*** Opening PASSAGE PROVIDED ***

Take a look at the parking lot at the Robert Frost Interpretive Trails and you’ll notice something you might not have considered before: It’s plowed. But not by the government services that typically keep it open. A community-minded local association is helping keep it open.
Here’s the brief story:
The Robert Frost Trails, including the way station picnic area just up the road on Route 125 in Ripton, are under the jurisdiction of the U.S. Forest Service, within the Moosalamoo National Recreation Area that spans parts of Ripton, Salisbury, Goshen and Leicester. As we all know government services for these past four weeks have been on lock-down, courtesy of a president who thinks extracting tax money from your paycheck and mine (the wall will cost billions and it’s not going to be paid by Mexico) to keep a campaign promise (“build the wall”) is more important than a functioning government.
Never mind that the campaign promise was a memory trick to keep the president from talking about himself, that illegal immigrants and illegal drugs come across at security points far more frequently and in greater volume than across the barren desert (with or without a wall). We all know that building more wall that we already have is not an effective solution, but it’s become a line-in-the-sand for this president and his base. So rather than accept the $1.5 billion Democrats have recommended to strengthen points of entry — where we know the bulk of the illegal drugs and human trafficking transpires and where we could reduce the amount of illicit drugs entering the country — we have the longest shut-down in the government’s history.
Pathetic.
So, while Trump fumes, farmers can’t get the necessary paperwork done for all kinds of federal subsidies and grants necessary for their operations; business is stymied when permits and grants can’t be processed; whole industries are hobbled, and federal workers are either furloughed or being asked to work without pay. Even parking lots to wilderness areas go unplowed while the president keeps the government from functioning.
Locals do pitch in where they can (as a story in today’s paper shows), including in small matters such as plowing out a few parking lots. In the case mentioned above, it’s the Moosalamoo Association — a nonprofit group that oversees the Moosalamoo National Recreation Area — that has stepped up to fill the gap. Goshen board member David Sabatini has volunteered to keep the parking lot to the Robert Frost trails open, as well as Widows Clearing further east on Route 125 for snowmobilers and backcountry skiers looking to use those trails toward Lincoln or Goshen. And Sabatini says he’ll try to get to a few other trailheads within the MNRA as best he and the association can.
The story here is not so much to champion locals for pitching in (though that’s certainly commendable), but to note the extent of federal services. Government services are important in our daily lives — from food safety to transportation security to health and well being in thousands of ways; even plowing the parking lots we use to access the backcountry or simply enjoy a wintry walk.
For the president to shut government down as a political tactic to get his way over a misguided campaign promise is the height of stupidity and arrogance. For Trump and the GOP to believe it’s essential he stick by such a hollow promise demonstrates how feeble and shallow his presidency has become.

*** Closing PASSAGE PROVIDED ***

▸ COMPLETE THE FOLLOWING
- a) Answer the following from the editorial:
(i) Which federal agency has jurisdiction over the Robert Frost Trails?
(ii) What amount have Democrats recommended to strengthen points of entry?
(iii) Who has volunteered to keep the parking lot to the Robert Frost trails open?
- b) Echo word for word the stretch of the editorial from "Locals do pitch" through "the association can.".
The material has no connection to the editorial and plays no role in this exercise.

*** Opening PROVIDED INFORMATION ***

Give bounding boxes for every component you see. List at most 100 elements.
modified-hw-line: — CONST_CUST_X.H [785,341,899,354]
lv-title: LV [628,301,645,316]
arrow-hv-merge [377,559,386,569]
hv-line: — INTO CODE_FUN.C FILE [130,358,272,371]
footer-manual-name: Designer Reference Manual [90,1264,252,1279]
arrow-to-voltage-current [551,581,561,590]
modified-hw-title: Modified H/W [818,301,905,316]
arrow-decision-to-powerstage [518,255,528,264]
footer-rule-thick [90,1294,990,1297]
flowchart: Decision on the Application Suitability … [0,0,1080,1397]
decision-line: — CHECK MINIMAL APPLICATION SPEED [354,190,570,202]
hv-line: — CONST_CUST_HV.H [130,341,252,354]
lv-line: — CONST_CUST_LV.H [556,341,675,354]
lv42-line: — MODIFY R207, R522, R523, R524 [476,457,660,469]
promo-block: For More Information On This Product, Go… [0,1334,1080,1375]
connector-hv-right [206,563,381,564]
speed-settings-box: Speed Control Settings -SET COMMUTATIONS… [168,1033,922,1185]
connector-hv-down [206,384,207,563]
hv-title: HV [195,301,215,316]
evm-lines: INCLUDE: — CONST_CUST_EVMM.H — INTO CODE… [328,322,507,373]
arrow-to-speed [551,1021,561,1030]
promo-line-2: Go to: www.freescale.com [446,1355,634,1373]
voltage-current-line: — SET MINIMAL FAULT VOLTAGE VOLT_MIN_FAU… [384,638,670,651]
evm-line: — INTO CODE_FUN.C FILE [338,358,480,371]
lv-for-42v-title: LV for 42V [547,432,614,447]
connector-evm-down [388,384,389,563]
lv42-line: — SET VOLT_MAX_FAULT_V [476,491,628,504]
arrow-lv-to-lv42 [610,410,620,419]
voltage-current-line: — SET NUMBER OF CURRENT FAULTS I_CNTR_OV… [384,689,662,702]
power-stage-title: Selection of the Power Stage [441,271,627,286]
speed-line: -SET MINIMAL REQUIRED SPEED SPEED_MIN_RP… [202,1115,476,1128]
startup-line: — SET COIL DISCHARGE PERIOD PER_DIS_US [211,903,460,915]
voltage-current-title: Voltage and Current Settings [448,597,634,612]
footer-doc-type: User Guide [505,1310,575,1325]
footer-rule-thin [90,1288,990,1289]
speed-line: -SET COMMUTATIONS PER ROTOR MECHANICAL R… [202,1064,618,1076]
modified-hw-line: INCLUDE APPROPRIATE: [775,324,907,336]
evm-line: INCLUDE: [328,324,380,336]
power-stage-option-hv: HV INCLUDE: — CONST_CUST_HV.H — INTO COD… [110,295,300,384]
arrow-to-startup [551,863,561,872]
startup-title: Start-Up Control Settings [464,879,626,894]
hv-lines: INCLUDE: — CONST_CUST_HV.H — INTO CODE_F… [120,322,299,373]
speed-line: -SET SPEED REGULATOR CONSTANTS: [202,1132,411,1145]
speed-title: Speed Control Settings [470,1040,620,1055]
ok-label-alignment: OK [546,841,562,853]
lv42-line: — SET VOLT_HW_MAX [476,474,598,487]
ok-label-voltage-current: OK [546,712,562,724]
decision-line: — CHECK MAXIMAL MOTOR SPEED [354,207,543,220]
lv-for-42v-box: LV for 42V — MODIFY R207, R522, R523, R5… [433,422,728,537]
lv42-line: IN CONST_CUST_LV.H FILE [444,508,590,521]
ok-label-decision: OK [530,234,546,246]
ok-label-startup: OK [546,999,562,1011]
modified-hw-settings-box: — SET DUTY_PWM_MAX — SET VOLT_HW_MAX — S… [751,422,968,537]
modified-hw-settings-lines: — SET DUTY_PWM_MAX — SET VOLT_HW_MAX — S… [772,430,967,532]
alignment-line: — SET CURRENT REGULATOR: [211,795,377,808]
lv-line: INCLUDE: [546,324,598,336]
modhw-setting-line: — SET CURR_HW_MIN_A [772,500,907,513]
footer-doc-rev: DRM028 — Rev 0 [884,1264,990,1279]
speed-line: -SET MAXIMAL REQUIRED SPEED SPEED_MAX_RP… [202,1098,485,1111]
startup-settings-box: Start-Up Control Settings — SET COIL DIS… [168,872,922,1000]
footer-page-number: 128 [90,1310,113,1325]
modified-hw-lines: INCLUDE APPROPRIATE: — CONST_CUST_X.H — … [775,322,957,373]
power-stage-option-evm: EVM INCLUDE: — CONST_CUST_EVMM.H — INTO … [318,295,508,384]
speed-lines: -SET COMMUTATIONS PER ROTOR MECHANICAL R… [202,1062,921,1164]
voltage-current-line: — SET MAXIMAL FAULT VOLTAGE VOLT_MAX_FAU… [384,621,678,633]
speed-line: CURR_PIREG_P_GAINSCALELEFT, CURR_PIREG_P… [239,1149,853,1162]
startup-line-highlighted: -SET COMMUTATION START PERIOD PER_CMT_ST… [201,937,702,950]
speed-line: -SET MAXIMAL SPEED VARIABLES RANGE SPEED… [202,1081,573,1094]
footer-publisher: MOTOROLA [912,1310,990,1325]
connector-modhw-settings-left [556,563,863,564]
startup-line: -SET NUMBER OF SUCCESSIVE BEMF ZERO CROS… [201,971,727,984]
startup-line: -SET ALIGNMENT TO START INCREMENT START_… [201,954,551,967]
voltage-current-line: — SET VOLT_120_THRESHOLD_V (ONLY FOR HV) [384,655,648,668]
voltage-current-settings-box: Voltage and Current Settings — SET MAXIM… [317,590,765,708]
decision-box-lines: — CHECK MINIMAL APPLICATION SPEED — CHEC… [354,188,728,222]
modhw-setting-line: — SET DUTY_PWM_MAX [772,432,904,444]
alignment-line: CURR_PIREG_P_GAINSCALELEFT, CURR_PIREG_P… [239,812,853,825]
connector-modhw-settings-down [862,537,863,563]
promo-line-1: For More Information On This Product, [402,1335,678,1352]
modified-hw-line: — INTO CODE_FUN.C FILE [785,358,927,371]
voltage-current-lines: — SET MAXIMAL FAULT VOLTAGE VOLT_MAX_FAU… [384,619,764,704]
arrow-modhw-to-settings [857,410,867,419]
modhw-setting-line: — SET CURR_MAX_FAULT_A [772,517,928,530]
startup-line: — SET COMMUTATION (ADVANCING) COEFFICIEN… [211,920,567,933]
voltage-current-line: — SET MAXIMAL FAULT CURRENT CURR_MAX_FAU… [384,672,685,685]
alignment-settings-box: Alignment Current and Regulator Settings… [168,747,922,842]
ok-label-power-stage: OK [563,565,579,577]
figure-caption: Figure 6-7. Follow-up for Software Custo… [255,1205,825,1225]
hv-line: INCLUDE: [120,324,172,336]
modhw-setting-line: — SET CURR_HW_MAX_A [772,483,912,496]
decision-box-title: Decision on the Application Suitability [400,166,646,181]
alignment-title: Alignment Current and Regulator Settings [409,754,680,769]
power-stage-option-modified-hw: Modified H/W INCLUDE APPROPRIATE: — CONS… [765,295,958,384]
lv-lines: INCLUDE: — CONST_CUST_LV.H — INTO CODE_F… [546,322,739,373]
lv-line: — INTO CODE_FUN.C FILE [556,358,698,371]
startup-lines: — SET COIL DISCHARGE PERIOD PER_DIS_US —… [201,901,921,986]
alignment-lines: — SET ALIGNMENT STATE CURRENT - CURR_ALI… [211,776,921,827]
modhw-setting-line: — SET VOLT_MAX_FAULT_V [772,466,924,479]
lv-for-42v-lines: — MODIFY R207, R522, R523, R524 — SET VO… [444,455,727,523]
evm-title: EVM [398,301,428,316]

*** Closing PROVIDED INFORMATION ***

▸ REPLIES
- a)
(i) The U.S. Forest Service.
(ii) $1.5 billion.
(iii) David Sabatini, a Goshen board member of the Moosalamoo Association.

- b)
Locals do pitch in where they can (as a story in today’s paper shows), including in small matters such as plowing out a few parking lots. In the case mentioned above, it’s the Moosalamoo Association — a nonprofit group that oversees the Moosalamoo National Recreation Area — that has stepped up to fill the gap. Goshen board member David Sabatini has volunteered to keep the parking lot to the Robert Frost trails open, as well as Widows Clearing further east on Route 125 for snowmobilers and backcountry skiers looking to use those trails toward Lincoln or Goshen. And Sabatini says he’ll try to get to a few other trailheads within the MNRA as best he and the association can.